Stored data:
=-=-=

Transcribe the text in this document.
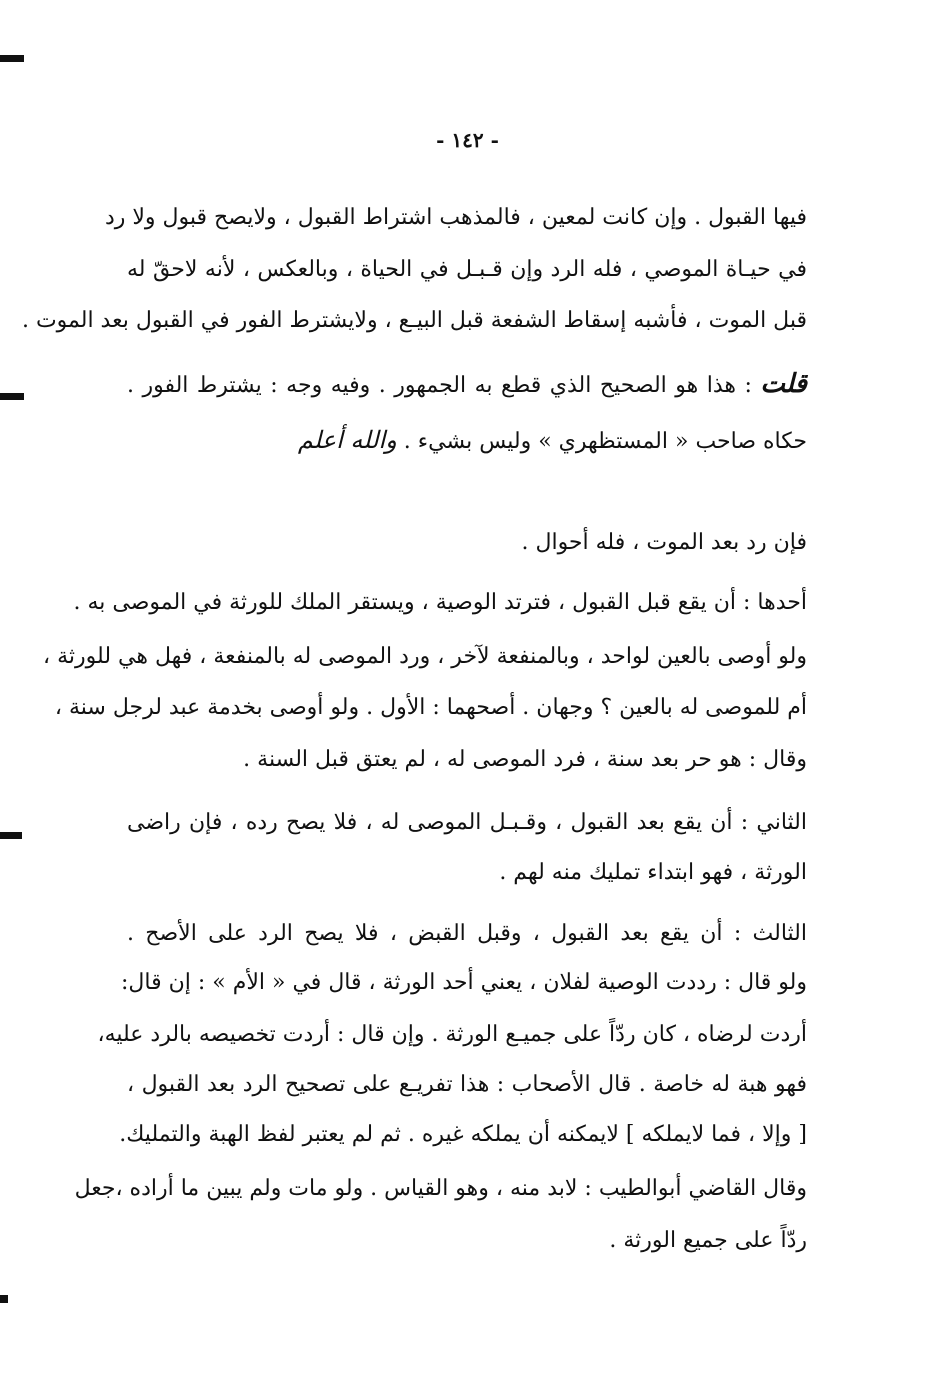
- ١٤٢ -
فيها القبول . وإن كانت لمعين ، فالمذهب اشتراط القبول ، ولايصح قبول ولا رد
في حيـاة الموصي ، فله الرد وإن قـبـل في الحياة ، وبالعكس ، لأنه لاحقّ له
قبل الموت ، فأشبه إسقاط الشفعة قبل البيـع ، ولايشترط الفور في القبول بعد الموت .
قلت : هذا هو الصحيح الذي قطع به الجمهور . وفيه وجه : يشترط الفور .
حكاه صاحب « المستظهري » وليس بشيء . والله أعلم
فإن رد بعد الموت ، فله أحوال .
أحدها : أن يقع قبل القبول ، فترتد الوصية ، ويستقر الملك للورثة في الموصى به .
ولو أوصى بالعين لواحد ، وبالمنفعة لآخر ، ورد الموصى له بالمنفعة ، فهل هي للورثة ،
أم للموصى له بالعين ؟ وجهان . أصحهما : الأول . ولو أوصى بخدمة عبد لرجل سنة ،
وقال : هو حر بعد سنة ، فرد الموصى له ، لم يعتق قبل السنة .
الثاني : أن يقع بعد القبول ، وقـبـل الموصى له ، فلا يصح رده ، فإن راضى
الورثة ، فهو ابتداء تمليك منه لهم .
الثالث : أن يقع بعد القبول ، وقبل القبض ، فلا يصح الرد على الأصح .
ولو قال : رددت الوصية لفلان ، يعني أحد الورثة ، قال في « الأم » : إن قال:
أردت لرضاه ، كان ردّاً على جميـع الورثة . وإن قال : أردت تخصيصه بالرد عليه،
فهو هبة له خاصة . قال الأصحاب : هذا تفريـع على تصحيح الرد بعد القبول ،
[ وإلا ، فما لايملكه ] لايمكنه أن يملكه غيره . ثم لم يعتبر لفظ الهبة والتمليك.
وقال القاضي أبوالطيب : لابد منه ، وهو القياس . ولو مات ولم يبين ما أراده ،جعل
ردّاً على جميع الورثة .
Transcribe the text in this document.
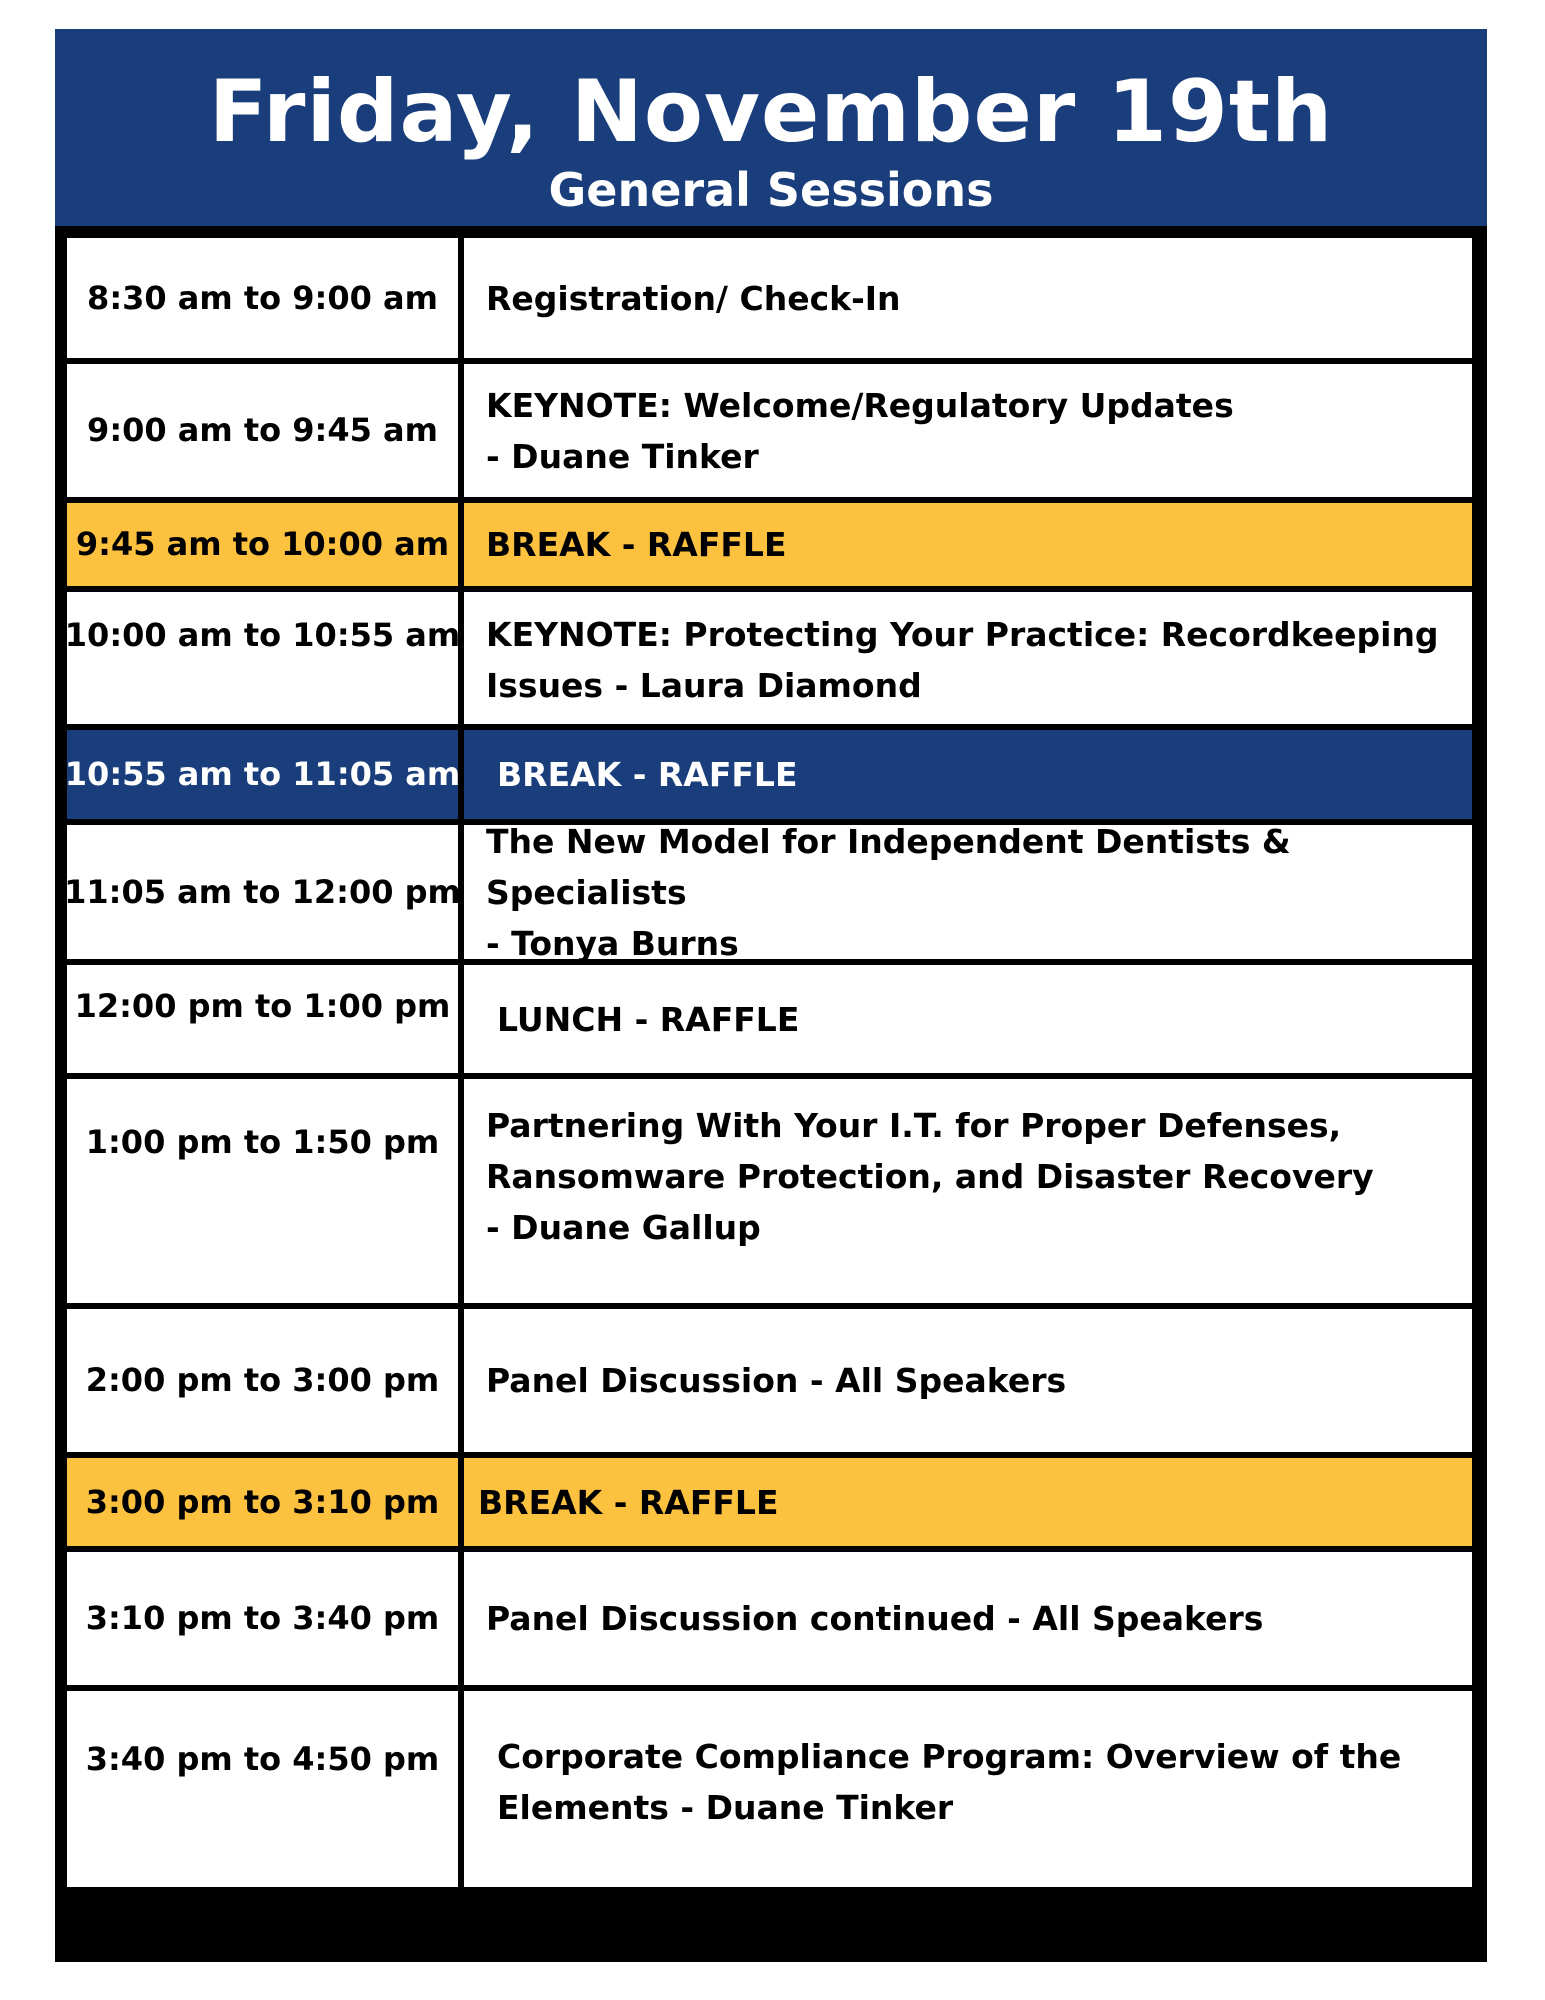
Friday, November 19th
General Sessions
8:30 am to 9:00 am	Registration/ Check-In
9:00 am to 9:45 am
KEYNOTE: Welcome/Regulatory Updates
- Duane Tinker
9:45 am to 10:00 am BREAK - RAFFLE
10:00 am to 10:55 am KEYNOTE: Protecting Your Practice: Recordkeeping
Issues - Laura Diamond
10:55 am to 11:05 am BREAK - RAFFLE
11:05 am to 12:00 pm
The New Model for Independent Dentists & Specialists
- Tonya Burns
12:00 pm to 1:00 pm LUNCH - RAFFLE
1:00 pm to 1:50 pm Partnering With Your I.T. for Proper Defenses,
Ransomware Protection, and Disaster Recovery
- Duane Gallup
2:00 pm to 3:00 pm	Panel Discussion - All Speakers
3:00 pm to 3:10 pm	BREAK - RAFFLE
3:10 pm to 3:40 pm	Panel Discussion continued - All Speakers
3:40 pm to 4:50 pm Corporate Compliance Program: Overview of the
Elements - Duane Tinker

=-=-=

▸ **Work to do**
All of the entries above should be copied exactly, except for the pictures.

▸ **Solution to the problem**
Transcribe the text in this document.
- ١٤٢ -
فيها القبول . وإن كانت لمعين ، فالمذهب اشتراط القبول ، ولايصح قبول ولا رد
في حيـاة الموصي ، فله الرد وإن قـبـل في الحياة ، وبالعكس ، لأنه لاحقّ له
قبل الموت ، فأشبه إسقاط الشفعة قبل البيـع ، ولايشترط الفور في القبول بعد الموت .
قلت : هذا هو الصحيح الذي قطع به الجمهور . وفيه وجه : يشترط الفور .
حكاه صاحب « المستظهري » وليس بشيء . والله أعلم
فإن رد بعد الموت ، فله أحوال .
أحدها : أن يقع قبل القبول ، فترتد الوصية ، ويستقر الملك للورثة في الموصى به .
ولو أوصى بالعين لواحد ، وبالمنفعة لآخر ، ورد الموصى له بالمنفعة ، فهل هي للورثة ،
أم للموصى له بالعين ؟ وجهان . أصحهما : الأول . ولو أوصى بخدمة عبد لرجل سنة ،
وقال : هو حر بعد سنة ، فرد الموصى له ، لم يعتق قبل السنة .
الثاني : أن يقع بعد القبول ، وقـبـل الموصى له ، فلا يصح رده ، فإن راضى
الورثة ، فهو ابتداء تمليك منه لهم .
الثالث : أن يقع بعد القبول ، وقبل القبض ، فلا يصح الرد على الأصح .
ولو قال : رددت الوصية لفلان ، يعني أحد الورثة ، قال في « الأم » : إن قال:
أردت لرضاه ، كان ردّاً على جميـع الورثة . وإن قال : أردت تخصيصه بالرد عليه،
فهو هبة له خاصة . قال الأصحاب : هذا تفريـع على تصحيح الرد بعد القبول ،
[ وإلا ، فما لايملكه ] لايمكنه أن يملكه غيره . ثم لم يعتبر لفظ الهبة والتمليك.
وقال القاضي أبوالطيب : لابد منه ، وهو القياس . ولو مات ولم يبين ما أراده ،جعل
ردّاً على جميع الورثة .
Transcribe the text in this document.
Friday, November 19th
General Sessions
8:30 am to 9:00 am	Registration/ Check-In
9:00 am to 9:45 am
KEYNOTE: Welcome/Regulatory Updates
- Duane Tinker
9:45 am to 10:00 am BREAK - RAFFLE
10:00 am to 10:55 am KEYNOTE: Protecting Your Practice: Recordkeeping
Issues - Laura Diamond
10:55 am to 11:05 am BREAK - RAFFLE
11:05 am to 12:00 pm
The New Model for Independent Dentists & Specialists
- Tonya Burns
12:00 pm to 1:00 pm LUNCH - RAFFLE
1:00 pm to 1:50 pm Partnering With Your I.T. for Proper Defenses,
Ransomware Protection, and Disaster Recovery
- Duane Gallup
2:00 pm to 3:00 pm	Panel Discussion - All Speakers
3:00 pm to 3:10 pm	BREAK - RAFFLE
3:10 pm to 3:40 pm	Panel Discussion continued - All Speakers
3:40 pm to 4:50 pm Corporate Compliance Program: Overview of the
Elements - Duane Tinker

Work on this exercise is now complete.